*Work required*:
Write out the records word for word, with no pictures.

>>

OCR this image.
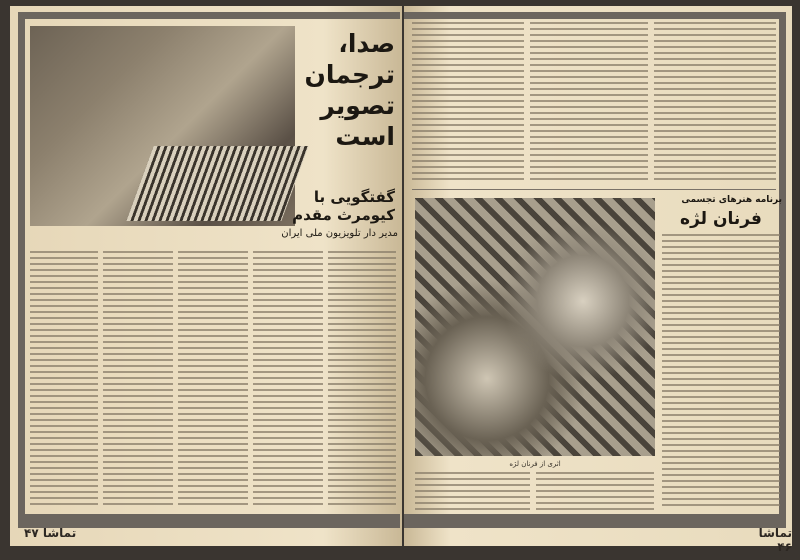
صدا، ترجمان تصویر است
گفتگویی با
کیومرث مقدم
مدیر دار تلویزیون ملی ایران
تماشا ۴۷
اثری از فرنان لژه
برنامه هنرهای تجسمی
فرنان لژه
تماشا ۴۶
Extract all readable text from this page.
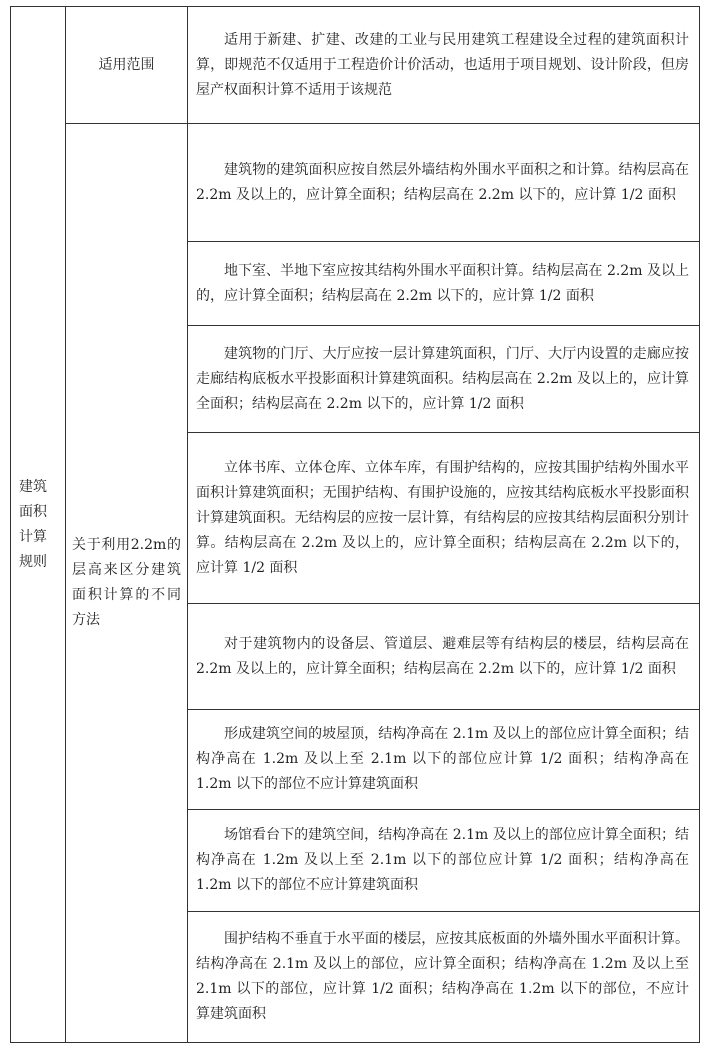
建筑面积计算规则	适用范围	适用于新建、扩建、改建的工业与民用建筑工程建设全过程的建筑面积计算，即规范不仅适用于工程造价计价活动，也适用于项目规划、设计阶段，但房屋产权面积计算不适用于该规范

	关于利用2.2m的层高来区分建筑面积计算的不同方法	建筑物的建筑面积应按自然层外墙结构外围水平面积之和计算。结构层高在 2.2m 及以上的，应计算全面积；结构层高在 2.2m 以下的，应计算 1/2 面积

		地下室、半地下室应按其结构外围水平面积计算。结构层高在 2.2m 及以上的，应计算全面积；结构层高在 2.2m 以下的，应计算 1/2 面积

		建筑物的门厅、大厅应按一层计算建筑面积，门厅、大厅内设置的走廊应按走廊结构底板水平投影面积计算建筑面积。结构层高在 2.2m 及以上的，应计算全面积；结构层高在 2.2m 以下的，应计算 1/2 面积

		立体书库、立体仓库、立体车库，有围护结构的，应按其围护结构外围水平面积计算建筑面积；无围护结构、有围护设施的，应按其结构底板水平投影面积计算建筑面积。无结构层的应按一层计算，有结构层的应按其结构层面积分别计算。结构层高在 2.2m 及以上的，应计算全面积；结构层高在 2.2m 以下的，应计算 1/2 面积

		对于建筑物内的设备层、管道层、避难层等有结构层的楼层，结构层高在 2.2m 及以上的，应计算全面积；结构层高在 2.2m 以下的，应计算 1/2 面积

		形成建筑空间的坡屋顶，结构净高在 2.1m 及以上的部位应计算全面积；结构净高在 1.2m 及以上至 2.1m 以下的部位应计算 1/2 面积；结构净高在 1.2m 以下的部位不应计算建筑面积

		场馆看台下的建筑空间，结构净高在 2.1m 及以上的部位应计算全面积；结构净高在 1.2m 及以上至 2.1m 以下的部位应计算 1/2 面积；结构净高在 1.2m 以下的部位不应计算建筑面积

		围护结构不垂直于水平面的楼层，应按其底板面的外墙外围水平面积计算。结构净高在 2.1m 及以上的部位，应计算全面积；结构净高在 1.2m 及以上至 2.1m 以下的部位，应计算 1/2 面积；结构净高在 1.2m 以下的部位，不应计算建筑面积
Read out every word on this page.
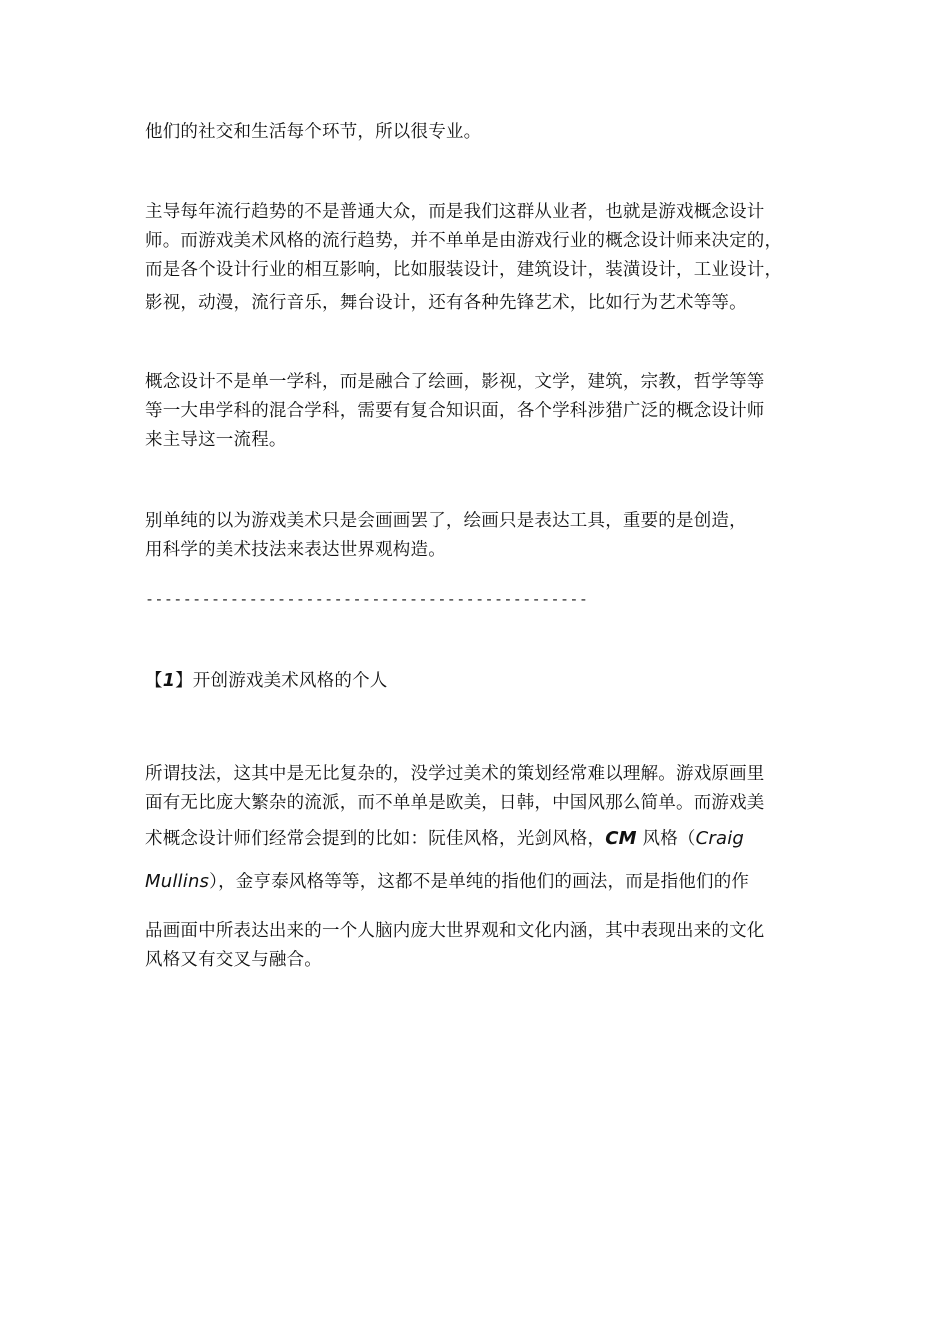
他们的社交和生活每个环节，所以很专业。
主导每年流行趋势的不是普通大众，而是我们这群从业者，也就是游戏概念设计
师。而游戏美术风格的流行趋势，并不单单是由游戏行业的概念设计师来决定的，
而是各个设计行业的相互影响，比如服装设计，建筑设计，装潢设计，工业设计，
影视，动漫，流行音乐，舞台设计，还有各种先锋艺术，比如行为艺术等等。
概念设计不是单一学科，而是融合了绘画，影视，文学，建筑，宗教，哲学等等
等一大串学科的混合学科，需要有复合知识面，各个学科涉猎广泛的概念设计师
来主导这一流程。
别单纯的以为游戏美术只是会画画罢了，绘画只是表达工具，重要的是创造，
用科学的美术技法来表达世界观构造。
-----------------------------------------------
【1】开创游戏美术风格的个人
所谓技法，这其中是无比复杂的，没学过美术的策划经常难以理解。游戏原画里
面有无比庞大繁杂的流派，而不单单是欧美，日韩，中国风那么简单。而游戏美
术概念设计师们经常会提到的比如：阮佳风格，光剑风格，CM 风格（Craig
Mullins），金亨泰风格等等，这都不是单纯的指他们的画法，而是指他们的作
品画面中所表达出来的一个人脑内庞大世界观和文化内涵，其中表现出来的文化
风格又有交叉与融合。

<<

*Task solution*:
OCR this image.
صدا، ترجمان تصویر است
گفتگویی با
کیومرث مقدم
مدیر دار تلویزیون ملی ایران
تماشا ۴۷
اثری از فرنان لژه
برنامه هنرهای تجسمی
فرنان لژه
تماشا ۴۶
Extract all readable text from this page.
建筑面积计算规则	适用范围	适用于新建、扩建、改建的工业与民用建筑工程建设全过程的建筑面积计算，即规范不仅适用于工程造价计价活动，也适用于项目规划、设计阶段，但房屋产权面积计算不适用于该规范

	关于利用2.2m的层高来区分建筑面积计算的不同方法	建筑物的建筑面积应按自然层外墙结构外围水平面积之和计算。结构层高在 2.2m 及以上的，应计算全面积；结构层高在 2.2m 以下的，应计算 1/2 面积

		地下室、半地下室应按其结构外围水平面积计算。结构层高在 2.2m 及以上的，应计算全面积；结构层高在 2.2m 以下的，应计算 1/2 面积

		建筑物的门厅、大厅应按一层计算建筑面积，门厅、大厅内设置的走廊应按走廊结构底板水平投影面积计算建筑面积。结构层高在 2.2m 及以上的，应计算全面积；结构层高在 2.2m 以下的，应计算 1/2 面积

		立体书库、立体仓库、立体车库，有围护结构的，应按其围护结构外围水平面积计算建筑面积；无围护结构、有围护设施的，应按其结构底板水平投影面积计算建筑面积。无结构层的应按一层计算，有结构层的应按其结构层面积分别计算。结构层高在 2.2m 及以上的，应计算全面积；结构层高在 2.2m 以下的，应计算 1/2 面积

		对于建筑物内的设备层、管道层、避难层等有结构层的楼层，结构层高在 2.2m 及以上的，应计算全面积；结构层高在 2.2m 以下的，应计算 1/2 面积

		形成建筑空间的坡屋顶，结构净高在 2.1m 及以上的部位应计算全面积；结构净高在 1.2m 及以上至 2.1m 以下的部位应计算 1/2 面积；结构净高在 1.2m 以下的部位不应计算建筑面积

		场馆看台下的建筑空间，结构净高在 2.1m 及以上的部位应计算全面积；结构净高在 1.2m 及以上至 2.1m 以下的部位应计算 1/2 面积；结构净高在 1.2m 以下的部位不应计算建筑面积

		围护结构不垂直于水平面的楼层，应按其底板面的外墙外围水平面积计算。结构净高在 2.1m 及以上的部位，应计算全面积；结构净高在 1.2m 及以上至 2.1m 以下的部位，应计算 1/2 面积；结构净高在 1.2m 以下的部位，不应计算建筑面积
Read out every word on this page.
他们的社交和生活每个环节，所以很专业。
主导每年流行趋势的不是普通大众，而是我们这群从业者，也就是游戏概念设计
师。而游戏美术风格的流行趋势，并不单单是由游戏行业的概念设计师来决定的，
而是各个设计行业的相互影响，比如服装设计，建筑设计，装潢设计，工业设计，
影视，动漫，流行音乐，舞台设计，还有各种先锋艺术，比如行为艺术等等。
概念设计不是单一学科，而是融合了绘画，影视，文学，建筑，宗教，哲学等等
等一大串学科的混合学科，需要有复合知识面，各个学科涉猎广泛的概念设计师
来主导这一流程。
别单纯的以为游戏美术只是会画画罢了，绘画只是表达工具，重要的是创造，
用科学的美术技法来表达世界观构造。
-----------------------------------------------
【1】开创游戏美术风格的个人
所谓技法，这其中是无比复杂的，没学过美术的策划经常难以理解。游戏原画里
面有无比庞大繁杂的流派，而不单单是欧美，日韩，中国风那么简单。而游戏美
术概念设计师们经常会提到的比如：阮佳风格，光剑风格，CM 风格（Craig
Mullins），金亨泰风格等等，这都不是单纯的指他们的画法，而是指他们的作
品画面中所表达出来的一个人脑内庞大世界观和文化内涵，其中表现出来的文化
风格又有交叉与融合。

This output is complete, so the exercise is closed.